**Task inputs**
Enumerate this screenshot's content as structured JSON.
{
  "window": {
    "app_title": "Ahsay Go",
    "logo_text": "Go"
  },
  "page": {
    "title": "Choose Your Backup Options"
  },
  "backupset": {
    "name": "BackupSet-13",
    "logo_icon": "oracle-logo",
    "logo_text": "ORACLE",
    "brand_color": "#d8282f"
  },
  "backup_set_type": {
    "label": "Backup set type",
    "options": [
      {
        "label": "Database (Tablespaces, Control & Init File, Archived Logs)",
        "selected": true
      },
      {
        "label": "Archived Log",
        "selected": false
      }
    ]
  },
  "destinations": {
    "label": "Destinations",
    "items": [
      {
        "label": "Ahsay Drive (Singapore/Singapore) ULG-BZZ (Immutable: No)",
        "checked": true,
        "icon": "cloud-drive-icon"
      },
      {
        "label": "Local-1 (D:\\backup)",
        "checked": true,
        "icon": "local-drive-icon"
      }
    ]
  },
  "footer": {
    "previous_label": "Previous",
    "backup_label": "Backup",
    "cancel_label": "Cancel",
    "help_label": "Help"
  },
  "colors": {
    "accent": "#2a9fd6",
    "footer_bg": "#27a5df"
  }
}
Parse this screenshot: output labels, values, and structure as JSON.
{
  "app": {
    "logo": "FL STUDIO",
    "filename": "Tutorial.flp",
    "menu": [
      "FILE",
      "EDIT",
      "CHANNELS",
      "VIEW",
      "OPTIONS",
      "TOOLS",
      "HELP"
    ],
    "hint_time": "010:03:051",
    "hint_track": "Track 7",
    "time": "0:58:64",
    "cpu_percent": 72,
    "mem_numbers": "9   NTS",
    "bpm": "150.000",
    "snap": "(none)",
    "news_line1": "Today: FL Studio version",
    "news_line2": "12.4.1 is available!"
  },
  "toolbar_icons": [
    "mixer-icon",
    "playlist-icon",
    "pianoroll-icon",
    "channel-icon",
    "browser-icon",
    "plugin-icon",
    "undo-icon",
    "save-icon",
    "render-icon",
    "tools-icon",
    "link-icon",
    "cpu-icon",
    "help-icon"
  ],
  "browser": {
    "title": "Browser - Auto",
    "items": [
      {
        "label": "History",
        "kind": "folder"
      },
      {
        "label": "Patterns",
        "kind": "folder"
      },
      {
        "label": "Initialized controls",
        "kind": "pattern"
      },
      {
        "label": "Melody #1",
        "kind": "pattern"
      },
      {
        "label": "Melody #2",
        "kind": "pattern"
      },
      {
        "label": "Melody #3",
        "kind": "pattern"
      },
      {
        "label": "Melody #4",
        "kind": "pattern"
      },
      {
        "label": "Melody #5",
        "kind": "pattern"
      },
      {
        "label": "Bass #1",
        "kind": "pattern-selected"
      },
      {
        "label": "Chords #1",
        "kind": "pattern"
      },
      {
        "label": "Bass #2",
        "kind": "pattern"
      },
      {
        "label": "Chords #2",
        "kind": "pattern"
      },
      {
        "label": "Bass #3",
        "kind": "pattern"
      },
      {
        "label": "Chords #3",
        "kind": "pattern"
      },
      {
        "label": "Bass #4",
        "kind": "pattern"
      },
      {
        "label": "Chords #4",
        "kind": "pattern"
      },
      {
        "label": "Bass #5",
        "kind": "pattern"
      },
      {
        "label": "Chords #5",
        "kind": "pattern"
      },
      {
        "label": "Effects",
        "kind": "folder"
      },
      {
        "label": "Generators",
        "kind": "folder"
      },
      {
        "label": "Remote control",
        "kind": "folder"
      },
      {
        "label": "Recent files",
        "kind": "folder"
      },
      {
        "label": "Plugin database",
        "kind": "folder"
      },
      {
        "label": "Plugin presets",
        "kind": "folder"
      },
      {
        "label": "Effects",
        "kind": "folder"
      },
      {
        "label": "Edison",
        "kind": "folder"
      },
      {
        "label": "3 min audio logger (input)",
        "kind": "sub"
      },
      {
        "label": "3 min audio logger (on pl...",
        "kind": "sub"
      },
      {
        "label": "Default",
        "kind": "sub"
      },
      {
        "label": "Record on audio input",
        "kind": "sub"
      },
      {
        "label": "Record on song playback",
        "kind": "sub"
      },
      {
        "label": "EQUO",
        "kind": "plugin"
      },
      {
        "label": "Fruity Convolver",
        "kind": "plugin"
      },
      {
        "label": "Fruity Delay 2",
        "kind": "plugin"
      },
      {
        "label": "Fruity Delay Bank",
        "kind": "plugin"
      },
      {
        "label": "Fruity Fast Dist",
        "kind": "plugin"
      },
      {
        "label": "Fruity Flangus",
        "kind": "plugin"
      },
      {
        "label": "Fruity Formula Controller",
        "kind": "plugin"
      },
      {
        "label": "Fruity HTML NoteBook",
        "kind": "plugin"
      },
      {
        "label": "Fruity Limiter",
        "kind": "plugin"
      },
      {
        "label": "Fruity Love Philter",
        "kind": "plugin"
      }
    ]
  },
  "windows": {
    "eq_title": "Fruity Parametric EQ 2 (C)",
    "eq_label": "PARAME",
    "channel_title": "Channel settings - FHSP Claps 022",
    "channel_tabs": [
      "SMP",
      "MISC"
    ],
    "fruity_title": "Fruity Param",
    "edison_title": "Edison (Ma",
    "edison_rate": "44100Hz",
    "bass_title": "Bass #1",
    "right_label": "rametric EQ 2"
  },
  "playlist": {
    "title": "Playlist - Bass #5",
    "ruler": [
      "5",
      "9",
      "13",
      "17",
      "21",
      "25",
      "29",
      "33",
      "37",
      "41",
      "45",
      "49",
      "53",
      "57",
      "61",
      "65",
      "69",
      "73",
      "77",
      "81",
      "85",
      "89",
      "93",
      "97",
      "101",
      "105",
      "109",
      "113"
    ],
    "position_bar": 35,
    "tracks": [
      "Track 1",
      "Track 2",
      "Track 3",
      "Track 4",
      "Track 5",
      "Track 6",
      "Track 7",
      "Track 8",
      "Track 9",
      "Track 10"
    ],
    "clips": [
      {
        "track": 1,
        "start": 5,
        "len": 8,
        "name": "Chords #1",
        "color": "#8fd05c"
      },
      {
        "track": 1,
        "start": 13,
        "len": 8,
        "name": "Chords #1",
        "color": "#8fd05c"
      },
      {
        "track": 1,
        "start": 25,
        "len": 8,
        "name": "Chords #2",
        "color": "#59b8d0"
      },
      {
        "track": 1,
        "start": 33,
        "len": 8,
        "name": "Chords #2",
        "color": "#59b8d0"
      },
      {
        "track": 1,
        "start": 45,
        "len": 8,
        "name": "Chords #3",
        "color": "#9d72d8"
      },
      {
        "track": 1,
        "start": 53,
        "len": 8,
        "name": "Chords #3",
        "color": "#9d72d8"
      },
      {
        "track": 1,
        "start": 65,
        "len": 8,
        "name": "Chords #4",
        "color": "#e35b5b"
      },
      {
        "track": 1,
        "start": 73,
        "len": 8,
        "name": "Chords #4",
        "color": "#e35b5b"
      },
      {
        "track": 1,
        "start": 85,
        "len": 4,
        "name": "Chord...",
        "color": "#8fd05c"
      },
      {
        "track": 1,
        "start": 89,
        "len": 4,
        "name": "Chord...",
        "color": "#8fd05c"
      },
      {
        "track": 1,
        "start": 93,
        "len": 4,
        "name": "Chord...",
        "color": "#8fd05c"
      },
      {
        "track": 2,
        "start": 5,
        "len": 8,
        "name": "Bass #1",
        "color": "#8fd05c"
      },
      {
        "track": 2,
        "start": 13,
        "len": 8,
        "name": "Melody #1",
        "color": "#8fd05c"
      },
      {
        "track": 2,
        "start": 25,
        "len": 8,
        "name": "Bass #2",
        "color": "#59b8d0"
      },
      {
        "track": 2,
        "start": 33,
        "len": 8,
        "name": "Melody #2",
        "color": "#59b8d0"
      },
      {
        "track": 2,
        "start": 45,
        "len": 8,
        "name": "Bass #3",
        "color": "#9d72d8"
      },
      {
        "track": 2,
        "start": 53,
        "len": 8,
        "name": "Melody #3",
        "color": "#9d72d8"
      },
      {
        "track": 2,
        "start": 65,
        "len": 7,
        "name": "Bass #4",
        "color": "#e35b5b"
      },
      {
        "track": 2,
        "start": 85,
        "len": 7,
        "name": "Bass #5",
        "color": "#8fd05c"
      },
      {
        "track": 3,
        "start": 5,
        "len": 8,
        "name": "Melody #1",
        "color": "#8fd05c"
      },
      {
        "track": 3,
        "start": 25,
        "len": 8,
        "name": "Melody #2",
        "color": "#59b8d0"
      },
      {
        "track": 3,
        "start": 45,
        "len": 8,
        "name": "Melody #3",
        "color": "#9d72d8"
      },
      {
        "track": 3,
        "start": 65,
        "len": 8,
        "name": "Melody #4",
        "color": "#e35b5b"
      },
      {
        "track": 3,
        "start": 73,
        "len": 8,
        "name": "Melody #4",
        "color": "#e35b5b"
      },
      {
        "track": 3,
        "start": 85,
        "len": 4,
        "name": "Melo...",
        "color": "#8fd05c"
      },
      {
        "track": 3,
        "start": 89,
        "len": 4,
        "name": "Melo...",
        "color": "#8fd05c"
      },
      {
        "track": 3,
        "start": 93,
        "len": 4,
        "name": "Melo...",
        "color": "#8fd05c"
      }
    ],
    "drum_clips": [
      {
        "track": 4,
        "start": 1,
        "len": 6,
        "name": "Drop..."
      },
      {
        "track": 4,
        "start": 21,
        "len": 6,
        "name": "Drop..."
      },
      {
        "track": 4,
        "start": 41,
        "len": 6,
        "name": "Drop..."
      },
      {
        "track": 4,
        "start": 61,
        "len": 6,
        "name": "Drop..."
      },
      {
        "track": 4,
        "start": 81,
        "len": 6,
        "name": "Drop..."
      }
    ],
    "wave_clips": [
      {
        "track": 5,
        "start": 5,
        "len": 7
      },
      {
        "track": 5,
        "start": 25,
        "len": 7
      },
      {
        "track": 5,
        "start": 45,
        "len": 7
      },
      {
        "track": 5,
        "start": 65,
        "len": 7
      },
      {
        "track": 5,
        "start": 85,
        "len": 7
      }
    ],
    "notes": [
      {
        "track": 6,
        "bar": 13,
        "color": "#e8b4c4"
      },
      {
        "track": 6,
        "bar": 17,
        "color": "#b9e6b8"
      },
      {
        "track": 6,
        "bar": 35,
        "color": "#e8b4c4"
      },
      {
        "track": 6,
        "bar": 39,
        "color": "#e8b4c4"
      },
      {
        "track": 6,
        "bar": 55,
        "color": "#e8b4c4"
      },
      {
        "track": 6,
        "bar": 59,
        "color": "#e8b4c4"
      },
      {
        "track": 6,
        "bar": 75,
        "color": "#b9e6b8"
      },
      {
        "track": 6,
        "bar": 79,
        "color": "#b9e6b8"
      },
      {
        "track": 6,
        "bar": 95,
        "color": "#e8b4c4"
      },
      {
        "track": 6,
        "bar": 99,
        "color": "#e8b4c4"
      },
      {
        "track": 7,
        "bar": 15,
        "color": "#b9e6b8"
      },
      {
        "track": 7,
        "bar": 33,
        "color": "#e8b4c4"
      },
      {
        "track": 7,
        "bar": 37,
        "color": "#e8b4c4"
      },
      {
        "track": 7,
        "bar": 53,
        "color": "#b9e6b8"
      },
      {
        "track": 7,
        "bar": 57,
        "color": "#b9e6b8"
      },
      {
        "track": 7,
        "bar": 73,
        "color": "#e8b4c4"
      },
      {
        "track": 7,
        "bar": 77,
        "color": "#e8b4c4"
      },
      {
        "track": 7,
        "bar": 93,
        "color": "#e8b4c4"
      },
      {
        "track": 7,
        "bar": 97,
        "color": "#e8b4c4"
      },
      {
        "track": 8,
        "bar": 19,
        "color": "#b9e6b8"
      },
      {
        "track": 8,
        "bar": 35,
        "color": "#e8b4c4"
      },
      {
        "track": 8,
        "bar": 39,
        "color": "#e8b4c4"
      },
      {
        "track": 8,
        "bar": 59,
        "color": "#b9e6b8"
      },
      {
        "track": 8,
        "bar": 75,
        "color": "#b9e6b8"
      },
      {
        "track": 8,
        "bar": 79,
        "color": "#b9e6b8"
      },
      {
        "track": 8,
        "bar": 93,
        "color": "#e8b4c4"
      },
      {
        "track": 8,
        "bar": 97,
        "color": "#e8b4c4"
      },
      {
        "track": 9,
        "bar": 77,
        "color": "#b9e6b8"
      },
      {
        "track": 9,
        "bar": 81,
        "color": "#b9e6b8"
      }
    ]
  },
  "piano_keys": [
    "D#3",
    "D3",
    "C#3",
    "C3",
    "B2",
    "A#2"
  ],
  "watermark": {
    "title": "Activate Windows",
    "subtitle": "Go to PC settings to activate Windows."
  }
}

**To be done**
From the entries above, pull out each line that includes "Delay".

**Task result**
        "label": "Fruity Delay 2",
        "label": "Fruity Delay Bank",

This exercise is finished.